> _Extracted material_:
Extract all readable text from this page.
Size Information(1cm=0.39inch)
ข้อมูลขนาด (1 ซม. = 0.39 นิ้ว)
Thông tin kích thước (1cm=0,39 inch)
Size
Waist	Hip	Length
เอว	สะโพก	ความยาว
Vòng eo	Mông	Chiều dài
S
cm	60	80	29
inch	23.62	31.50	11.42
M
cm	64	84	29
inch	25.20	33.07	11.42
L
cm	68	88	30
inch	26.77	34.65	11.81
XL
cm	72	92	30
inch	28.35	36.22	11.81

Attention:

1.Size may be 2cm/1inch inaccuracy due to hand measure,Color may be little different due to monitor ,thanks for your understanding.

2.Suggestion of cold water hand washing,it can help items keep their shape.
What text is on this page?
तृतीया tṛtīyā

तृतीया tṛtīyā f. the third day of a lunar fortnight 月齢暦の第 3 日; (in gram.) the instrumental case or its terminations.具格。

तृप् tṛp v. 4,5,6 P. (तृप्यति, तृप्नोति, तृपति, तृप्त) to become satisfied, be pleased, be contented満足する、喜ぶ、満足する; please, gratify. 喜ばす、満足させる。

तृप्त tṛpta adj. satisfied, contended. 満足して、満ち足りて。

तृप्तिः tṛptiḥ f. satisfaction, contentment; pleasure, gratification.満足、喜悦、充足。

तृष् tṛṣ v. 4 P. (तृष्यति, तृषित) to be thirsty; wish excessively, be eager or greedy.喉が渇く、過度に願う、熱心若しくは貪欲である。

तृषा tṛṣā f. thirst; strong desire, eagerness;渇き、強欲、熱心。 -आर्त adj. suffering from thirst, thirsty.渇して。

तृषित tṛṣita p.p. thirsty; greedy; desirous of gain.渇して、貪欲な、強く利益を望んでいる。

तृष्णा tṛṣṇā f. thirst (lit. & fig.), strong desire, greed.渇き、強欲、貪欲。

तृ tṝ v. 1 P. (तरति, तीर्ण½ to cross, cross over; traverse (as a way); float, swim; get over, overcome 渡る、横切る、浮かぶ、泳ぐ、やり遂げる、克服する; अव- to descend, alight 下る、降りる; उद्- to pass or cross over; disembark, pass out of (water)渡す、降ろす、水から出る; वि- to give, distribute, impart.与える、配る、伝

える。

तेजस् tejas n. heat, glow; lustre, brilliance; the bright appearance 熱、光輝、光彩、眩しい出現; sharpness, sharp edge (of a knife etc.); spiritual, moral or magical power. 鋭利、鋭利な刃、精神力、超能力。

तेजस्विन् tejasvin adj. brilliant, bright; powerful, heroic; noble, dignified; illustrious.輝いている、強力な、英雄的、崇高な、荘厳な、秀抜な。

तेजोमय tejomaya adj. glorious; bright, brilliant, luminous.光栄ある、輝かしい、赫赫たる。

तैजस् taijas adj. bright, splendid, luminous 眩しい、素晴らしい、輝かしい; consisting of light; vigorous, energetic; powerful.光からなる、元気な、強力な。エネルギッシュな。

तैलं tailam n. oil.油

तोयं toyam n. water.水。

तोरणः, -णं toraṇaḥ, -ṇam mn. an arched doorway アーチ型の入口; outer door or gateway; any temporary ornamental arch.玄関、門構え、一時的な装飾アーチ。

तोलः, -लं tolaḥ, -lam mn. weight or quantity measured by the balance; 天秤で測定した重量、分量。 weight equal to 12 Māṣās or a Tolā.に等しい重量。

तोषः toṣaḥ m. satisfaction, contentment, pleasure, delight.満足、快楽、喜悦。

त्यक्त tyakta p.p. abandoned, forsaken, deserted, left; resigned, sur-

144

> _Problem statement_:
For the material, find the number of lines holding the word "text" and give that figure and nothing more.

> _Output_:
2